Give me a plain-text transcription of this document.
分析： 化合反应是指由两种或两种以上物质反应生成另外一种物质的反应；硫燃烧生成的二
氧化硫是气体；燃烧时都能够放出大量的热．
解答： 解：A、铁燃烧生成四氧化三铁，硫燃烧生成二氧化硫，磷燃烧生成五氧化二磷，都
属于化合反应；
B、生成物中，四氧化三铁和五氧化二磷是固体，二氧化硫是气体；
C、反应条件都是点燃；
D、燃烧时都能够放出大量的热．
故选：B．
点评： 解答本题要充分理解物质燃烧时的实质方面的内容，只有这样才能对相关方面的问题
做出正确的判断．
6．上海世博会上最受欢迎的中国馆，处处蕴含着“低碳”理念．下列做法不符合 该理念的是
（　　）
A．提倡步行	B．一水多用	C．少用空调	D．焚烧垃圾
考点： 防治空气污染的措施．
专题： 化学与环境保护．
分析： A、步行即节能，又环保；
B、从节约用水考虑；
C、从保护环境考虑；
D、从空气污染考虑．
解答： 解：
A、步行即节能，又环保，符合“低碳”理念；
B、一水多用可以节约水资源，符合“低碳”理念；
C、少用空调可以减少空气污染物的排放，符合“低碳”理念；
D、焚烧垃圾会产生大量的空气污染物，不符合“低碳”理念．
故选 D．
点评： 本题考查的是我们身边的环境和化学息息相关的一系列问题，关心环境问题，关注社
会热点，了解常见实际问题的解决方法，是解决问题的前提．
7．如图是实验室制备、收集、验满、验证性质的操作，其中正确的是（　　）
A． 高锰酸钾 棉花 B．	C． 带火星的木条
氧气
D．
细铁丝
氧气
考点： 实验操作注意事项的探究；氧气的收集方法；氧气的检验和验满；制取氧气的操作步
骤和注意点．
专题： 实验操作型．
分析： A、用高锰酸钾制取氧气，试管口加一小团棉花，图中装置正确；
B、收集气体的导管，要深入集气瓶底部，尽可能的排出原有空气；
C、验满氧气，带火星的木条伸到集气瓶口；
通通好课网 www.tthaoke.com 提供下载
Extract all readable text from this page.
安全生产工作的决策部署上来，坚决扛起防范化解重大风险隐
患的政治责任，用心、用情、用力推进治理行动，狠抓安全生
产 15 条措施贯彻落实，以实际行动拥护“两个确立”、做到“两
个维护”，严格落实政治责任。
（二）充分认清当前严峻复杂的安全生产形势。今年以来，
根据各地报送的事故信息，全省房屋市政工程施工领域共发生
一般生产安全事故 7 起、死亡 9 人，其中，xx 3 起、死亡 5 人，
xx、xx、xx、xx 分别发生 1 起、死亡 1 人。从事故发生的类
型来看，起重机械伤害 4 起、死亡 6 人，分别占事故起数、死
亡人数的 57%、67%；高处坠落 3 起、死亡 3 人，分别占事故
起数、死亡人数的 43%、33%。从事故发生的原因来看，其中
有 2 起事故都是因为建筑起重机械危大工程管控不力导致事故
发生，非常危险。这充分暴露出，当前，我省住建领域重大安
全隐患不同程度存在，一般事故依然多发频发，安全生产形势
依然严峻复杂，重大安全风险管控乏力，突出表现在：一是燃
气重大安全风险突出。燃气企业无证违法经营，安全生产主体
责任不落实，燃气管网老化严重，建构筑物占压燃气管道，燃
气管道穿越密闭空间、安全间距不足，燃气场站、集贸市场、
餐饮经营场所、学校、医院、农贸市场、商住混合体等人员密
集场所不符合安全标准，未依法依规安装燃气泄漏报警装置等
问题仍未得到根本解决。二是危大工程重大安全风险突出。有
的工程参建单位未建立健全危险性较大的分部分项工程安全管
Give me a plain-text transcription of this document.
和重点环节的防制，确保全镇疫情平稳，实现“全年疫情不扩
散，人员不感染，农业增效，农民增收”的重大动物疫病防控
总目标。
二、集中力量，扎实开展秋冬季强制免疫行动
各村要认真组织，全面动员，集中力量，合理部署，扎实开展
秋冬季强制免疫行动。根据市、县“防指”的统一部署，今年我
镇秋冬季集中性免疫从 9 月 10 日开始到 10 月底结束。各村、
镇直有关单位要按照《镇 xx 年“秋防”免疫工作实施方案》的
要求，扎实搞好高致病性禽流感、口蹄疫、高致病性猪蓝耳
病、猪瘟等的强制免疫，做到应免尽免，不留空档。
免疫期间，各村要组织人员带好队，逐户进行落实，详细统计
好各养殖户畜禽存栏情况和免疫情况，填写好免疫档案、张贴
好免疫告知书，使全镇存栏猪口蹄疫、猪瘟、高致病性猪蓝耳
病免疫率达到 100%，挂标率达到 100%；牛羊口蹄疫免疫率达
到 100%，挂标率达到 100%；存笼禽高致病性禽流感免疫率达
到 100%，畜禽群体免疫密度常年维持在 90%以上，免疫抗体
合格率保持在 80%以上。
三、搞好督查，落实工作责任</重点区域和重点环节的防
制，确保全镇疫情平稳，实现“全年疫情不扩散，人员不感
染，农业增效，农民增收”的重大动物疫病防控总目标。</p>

## SHORT TASK
Repeat the material above in full, quoting it exactly.

## FINAL RESULT
Give me a plain-text transcription of this document.
分析： 化合反应是指由两种或两种以上物质反应生成另外一种物质的反应；硫燃烧生成的二
氧化硫是气体；燃烧时都能够放出大量的热．
解答： 解：A、铁燃烧生成四氧化三铁，硫燃烧生成二氧化硫，磷燃烧生成五氧化二磷，都
属于化合反应；
B、生成物中，四氧化三铁和五氧化二磷是固体，二氧化硫是气体；
C、反应条件都是点燃；
D、燃烧时都能够放出大量的热．
故选：B．
点评： 解答本题要充分理解物质燃烧时的实质方面的内容，只有这样才能对相关方面的问题
做出正确的判断．
6．上海世博会上最受欢迎的中国馆，处处蕴含着“低碳”理念．下列做法不符合 该理念的是
（　　）
A．提倡步行	B．一水多用	C．少用空调	D．焚烧垃圾
考点： 防治空气污染的措施．
专题： 化学与环境保护．
分析： A、步行即节能，又环保；
B、从节约用水考虑；
C、从保护环境考虑；
D、从空气污染考虑．
解答： 解：
A、步行即节能，又环保，符合“低碳”理念；
B、一水多用可以节约水资源，符合“低碳”理念；
C、少用空调可以减少空气污染物的排放，符合“低碳”理念；
D、焚烧垃圾会产生大量的空气污染物，不符合“低碳”理念．
故选 D．
点评： 本题考查的是我们身边的环境和化学息息相关的一系列问题，关心环境问题，关注社
会热点，了解常见实际问题的解决方法，是解决问题的前提．
7．如图是实验室制备、收集、验满、验证性质的操作，其中正确的是（　　）
A． 高锰酸钾 棉花 B．	C． 带火星的木条
氧气
D．
细铁丝
氧气
考点： 实验操作注意事项的探究；氧气的收集方法；氧气的检验和验满；制取氧气的操作步
骤和注意点．
专题： 实验操作型．
分析： A、用高锰酸钾制取氧气，试管口加一小团棉花，图中装置正确；
B、收集气体的导管，要深入集气瓶底部，尽可能的排出原有空气；
C、验满氧气，带火星的木条伸到集气瓶口；
通通好课网 www.tthaoke.com 提供下载
Extract all readable text from this page.
安全生产工作的决策部署上来，坚决扛起防范化解重大风险隐
患的政治责任，用心、用情、用力推进治理行动，狠抓安全生
产 15 条措施贯彻落实，以实际行动拥护“两个确立”、做到“两
个维护”，严格落实政治责任。
（二）充分认清当前严峻复杂的安全生产形势。今年以来，
根据各地报送的事故信息，全省房屋市政工程施工领域共发生
一般生产安全事故 7 起、死亡 9 人，其中，xx 3 起、死亡 5 人，
xx、xx、xx、xx 分别发生 1 起、死亡 1 人。从事故发生的类
型来看，起重机械伤害 4 起、死亡 6 人，分别占事故起数、死
亡人数的 57%、67%；高处坠落 3 起、死亡 3 人，分别占事故
起数、死亡人数的 43%、33%。从事故发生的原因来看，其中
有 2 起事故都是因为建筑起重机械危大工程管控不力导致事故
发生，非常危险。这充分暴露出，当前，我省住建领域重大安
全隐患不同程度存在，一般事故依然多发频发，安全生产形势
依然严峻复杂，重大安全风险管控乏力，突出表现在：一是燃
气重大安全风险突出。燃气企业无证违法经营，安全生产主体
责任不落实，燃气管网老化严重，建构筑物占压燃气管道，燃
气管道穿越密闭空间、安全间距不足，燃气场站、集贸市场、
餐饮经营场所、学校、医院、农贸市场、商住混合体等人员密
集场所不符合安全标准，未依法依规安装燃气泄漏报警装置等
问题仍未得到根本解决。二是危大工程重大安全风险突出。有
的工程参建单位未建立健全危险性较大的分部分项工程安全管
Give me a plain-text transcription of this document.
和重点环节的防制，确保全镇疫情平稳，实现“全年疫情不扩
散，人员不感染，农业增效，农民增收”的重大动物疫病防控
总目标。
二、集中力量，扎实开展秋冬季强制免疫行动
各村要认真组织，全面动员，集中力量，合理部署，扎实开展
秋冬季强制免疫行动。根据市、县“防指”的统一部署，今年我
镇秋冬季集中性免疫从 9 月 10 日开始到 10 月底结束。各村、
镇直有关单位要按照《镇 xx 年“秋防”免疫工作实施方案》的
要求，扎实搞好高致病性禽流感、口蹄疫、高致病性猪蓝耳
病、猪瘟等的强制免疫，做到应免尽免，不留空档。
免疫期间，各村要组织人员带好队，逐户进行落实，详细统计
好各养殖户畜禽存栏情况和免疫情况，填写好免疫档案、张贴
好免疫告知书，使全镇存栏猪口蹄疫、猪瘟、高致病性猪蓝耳
病免疫率达到 100%，挂标率达到 100%；牛羊口蹄疫免疫率达
到 100%，挂标率达到 100%；存笼禽高致病性禽流感免疫率达
到 100%，畜禽群体免疫密度常年维持在 90%以上，免疫抗体
合格率保持在 80%以上。
三、搞好督查，落实工作责任</重点区域和重点环节的防
制，确保全镇疫情平稳，实现“全年疫情不扩散，人员不感
染，农业增效，农民增收”的重大动物疫病防控总目标。</p>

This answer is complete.